* [PROBLEM DETAILS]:
Search the material for the string "much" and copy each line where it occurs.

─── RAW DATA

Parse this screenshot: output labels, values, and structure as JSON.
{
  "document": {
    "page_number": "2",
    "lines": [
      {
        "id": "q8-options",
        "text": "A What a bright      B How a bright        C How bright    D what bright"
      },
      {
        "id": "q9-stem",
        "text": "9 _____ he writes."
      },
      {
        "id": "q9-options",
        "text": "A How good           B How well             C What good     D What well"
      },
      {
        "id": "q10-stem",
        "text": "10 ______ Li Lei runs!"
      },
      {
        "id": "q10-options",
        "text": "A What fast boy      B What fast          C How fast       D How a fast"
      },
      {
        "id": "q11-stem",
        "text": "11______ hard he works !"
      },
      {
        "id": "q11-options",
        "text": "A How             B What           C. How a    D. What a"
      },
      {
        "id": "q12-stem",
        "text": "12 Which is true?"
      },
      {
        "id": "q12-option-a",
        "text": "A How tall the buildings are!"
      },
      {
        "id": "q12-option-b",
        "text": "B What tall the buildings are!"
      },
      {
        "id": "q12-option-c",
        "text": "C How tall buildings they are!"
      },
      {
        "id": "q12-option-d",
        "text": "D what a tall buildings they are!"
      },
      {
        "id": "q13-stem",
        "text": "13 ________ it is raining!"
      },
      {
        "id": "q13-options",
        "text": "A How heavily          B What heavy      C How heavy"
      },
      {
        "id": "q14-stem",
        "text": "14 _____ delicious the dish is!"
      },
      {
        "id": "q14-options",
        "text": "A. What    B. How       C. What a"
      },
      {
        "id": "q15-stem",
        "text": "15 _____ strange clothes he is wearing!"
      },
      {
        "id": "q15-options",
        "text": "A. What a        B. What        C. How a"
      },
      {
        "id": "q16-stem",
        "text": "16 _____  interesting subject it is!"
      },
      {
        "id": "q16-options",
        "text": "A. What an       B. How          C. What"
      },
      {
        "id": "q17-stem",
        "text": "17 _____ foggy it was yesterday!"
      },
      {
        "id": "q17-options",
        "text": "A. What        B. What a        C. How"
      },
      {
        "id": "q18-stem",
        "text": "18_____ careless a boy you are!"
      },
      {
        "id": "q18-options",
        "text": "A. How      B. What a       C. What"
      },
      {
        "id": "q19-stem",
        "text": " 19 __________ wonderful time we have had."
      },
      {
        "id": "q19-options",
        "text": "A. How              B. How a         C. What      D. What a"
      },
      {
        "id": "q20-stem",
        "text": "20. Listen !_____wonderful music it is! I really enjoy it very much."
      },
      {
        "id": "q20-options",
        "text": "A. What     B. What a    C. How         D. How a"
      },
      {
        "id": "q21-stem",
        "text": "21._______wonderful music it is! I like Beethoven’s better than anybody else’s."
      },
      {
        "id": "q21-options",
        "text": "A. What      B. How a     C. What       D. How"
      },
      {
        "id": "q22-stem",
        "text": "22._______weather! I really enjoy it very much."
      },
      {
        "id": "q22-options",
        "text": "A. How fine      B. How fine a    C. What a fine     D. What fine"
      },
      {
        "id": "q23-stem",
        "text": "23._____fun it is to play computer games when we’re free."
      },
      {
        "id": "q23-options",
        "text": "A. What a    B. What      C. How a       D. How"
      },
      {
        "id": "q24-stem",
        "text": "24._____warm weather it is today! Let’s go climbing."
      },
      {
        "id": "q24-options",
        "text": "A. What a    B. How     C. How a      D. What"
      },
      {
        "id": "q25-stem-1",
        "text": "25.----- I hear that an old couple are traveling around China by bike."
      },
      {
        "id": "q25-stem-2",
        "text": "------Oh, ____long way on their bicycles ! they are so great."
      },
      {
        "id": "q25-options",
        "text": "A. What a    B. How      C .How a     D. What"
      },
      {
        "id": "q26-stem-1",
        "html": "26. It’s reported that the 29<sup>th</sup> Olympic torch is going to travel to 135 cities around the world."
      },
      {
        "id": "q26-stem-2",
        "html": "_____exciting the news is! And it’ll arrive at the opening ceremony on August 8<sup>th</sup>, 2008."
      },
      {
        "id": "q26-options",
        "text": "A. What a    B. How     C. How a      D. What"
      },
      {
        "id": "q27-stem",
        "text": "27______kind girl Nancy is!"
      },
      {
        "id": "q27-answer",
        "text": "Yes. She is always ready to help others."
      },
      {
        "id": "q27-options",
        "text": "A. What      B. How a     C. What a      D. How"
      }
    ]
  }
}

──────

* [ANSWER TO THIS EXERCISE]:
        "text": "20. Listen !_____wonderful music it is! I really enjoy it very much."
        "text": "22._______weather! I really enjoy it very much."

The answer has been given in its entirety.